• _INSTRUCTIONS TO FOLLOW_
Transcribe the records below exactly.

Records contained in a dataset:

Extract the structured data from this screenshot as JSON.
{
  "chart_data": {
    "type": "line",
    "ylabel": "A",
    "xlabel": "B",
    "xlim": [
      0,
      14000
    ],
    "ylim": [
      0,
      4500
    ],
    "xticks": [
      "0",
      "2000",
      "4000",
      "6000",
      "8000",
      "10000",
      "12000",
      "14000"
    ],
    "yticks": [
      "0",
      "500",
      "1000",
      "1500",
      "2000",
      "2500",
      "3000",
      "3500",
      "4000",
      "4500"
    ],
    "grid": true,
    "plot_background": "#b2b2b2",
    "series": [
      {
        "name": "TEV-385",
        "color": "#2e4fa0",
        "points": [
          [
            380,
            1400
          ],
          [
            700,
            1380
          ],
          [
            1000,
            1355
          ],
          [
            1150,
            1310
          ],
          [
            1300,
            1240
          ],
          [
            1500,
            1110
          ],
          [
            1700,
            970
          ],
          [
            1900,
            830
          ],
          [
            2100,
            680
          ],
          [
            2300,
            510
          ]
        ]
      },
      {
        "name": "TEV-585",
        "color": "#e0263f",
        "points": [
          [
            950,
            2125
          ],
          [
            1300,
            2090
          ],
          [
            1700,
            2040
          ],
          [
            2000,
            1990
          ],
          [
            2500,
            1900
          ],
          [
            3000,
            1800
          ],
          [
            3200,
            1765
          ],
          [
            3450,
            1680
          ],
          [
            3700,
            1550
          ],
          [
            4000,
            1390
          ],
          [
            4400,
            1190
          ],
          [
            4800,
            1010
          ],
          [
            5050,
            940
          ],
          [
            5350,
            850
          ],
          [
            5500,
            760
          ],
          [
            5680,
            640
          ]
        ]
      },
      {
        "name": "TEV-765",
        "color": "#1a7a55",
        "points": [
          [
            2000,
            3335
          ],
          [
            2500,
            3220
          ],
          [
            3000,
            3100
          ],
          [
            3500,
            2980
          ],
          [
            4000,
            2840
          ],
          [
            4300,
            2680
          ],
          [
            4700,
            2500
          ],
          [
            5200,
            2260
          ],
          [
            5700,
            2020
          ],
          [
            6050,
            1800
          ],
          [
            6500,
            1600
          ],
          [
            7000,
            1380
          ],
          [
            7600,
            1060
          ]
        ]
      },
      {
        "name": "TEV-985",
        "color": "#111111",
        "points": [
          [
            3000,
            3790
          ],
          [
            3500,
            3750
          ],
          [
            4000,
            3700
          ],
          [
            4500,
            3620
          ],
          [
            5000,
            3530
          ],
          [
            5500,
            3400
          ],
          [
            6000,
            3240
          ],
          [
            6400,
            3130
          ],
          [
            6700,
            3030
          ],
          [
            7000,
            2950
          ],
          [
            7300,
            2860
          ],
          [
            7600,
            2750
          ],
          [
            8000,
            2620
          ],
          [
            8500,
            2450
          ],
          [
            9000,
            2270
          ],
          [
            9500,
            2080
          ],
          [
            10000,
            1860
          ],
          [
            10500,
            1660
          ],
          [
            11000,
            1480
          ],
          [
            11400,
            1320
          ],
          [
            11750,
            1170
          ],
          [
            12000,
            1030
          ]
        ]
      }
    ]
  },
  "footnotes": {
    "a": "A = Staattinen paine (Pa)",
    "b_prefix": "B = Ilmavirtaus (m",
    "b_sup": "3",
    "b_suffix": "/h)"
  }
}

• _COMPLETE OUTPUT_
Extract the structured data from this screenshot as JSON.
{
  "chart_data": {
    "type": "line",
    "ylabel": "A",
    "xlabel": "B",
    "xlim": [
      0,
      14000
    ],
    "ylim": [
      0,
      4500
    ],
    "xticks": [
      "0",
      "2000",
      "4000",
      "6000",
      "8000",
      "10000",
      "12000",
      "14000"
    ],
    "yticks": [
      "0",
      "500",
      "1000",
      "1500",
      "2000",
      "2500",
      "3000",
      "3500",
      "4000",
      "4500"
    ],
    "grid": true,
    "plot_background": "#b2b2b2",
    "series": [
      {
        "name": "TEV-385",
        "color": "#2e4fa0",
        "points": [
          [
            380,
            1400
          ],
          [
            700,
            1380
          ],
          [
            1000,
            1355
          ],
          [
            1150,
            1310
          ],
          [
            1300,
            1240
          ],
          [
            1500,
            1110
          ],
          [
            1700,
            970
          ],
          [
            1900,
            830
          ],
          [
            2100,
            680
          ],
          [
            2300,
            510
          ]
        ]
      },
      {
        "name": "TEV-585",
        "color": "#e0263f",
        "points": [
          [
            950,
            2125
          ],
          [
            1300,
            2090
          ],
          [
            1700,
            2040
          ],
          [
            2000,
            1990
          ],
          [
            2500,
            1900
          ],
          [
            3000,
            1800
          ],
          [
            3200,
            1765
          ],
          [
            3450,
            1680
          ],
          [
            3700,
            1550
          ],
          [
            4000,
            1390
          ],
          [
            4400,
            1190
          ],
          [
            4800,
            1010
          ],
          [
            5050,
            940
          ],
          [
            5350,
            850
          ],
          [
            5500,
            760
          ],
          [
            5680,
            640
          ]
        ]
      },
      {
        "name": "TEV-765",
        "color": "#1a7a55",
        "points": [
          [
            2000,
            3335
          ],
          [
            2500,
            3220
          ],
          [
            3000,
            3100
          ],
          [
            3500,
            2980
          ],
          [
            4000,
            2840
          ],
          [
            4300,
            2680
          ],
          [
            4700,
            2500
          ],
          [
            5200,
            2260
          ],
          [
            5700,
            2020
          ],
          [
            6050,
            1800
          ],
          [
            6500,
            1600
          ],
          [
            7000,
            1380
          ],
          [
            7600,
            1060
          ]
        ]
      },
      {
        "name": "TEV-985",
        "color": "#111111",
        "points": [
          [
            3000,
            3790
          ],
          [
            3500,
            3750
          ],
          [
            4000,
            3700
          ],
          [
            4500,
            3620
          ],
          [
            5000,
            3530
          ],
          [
            5500,
            3400
          ],
          [
            6000,
            3240
          ],
          [
            6400,
            3130
          ],
          [
            6700,
            3030
          ],
          [
            7000,
            2950
          ],
          [
            7300,
            2860
          ],
          [
            7600,
            2750
          ],
          [
            8000,
            2620
          ],
          [
            8500,
            2450
          ],
          [
            9000,
            2270
          ],
          [
            9500,
            2080
          ],
          [
            10000,
            1860
          ],
          [
            10500,
            1660
          ],
          [
            11000,
            1480
          ],
          [
            11400,
            1320
          ],
          [
            11750,
            1170
          ],
          [
            12000,
            1030
          ]
        ]
      }
    ]
  },
  "footnotes": {
    "a": "A = Staattinen paine (Pa)",
    "b_prefix": "B = Ilmavirtaus (m",
    "b_sup": "3",
    "b_suffix": "/h)"
  }
}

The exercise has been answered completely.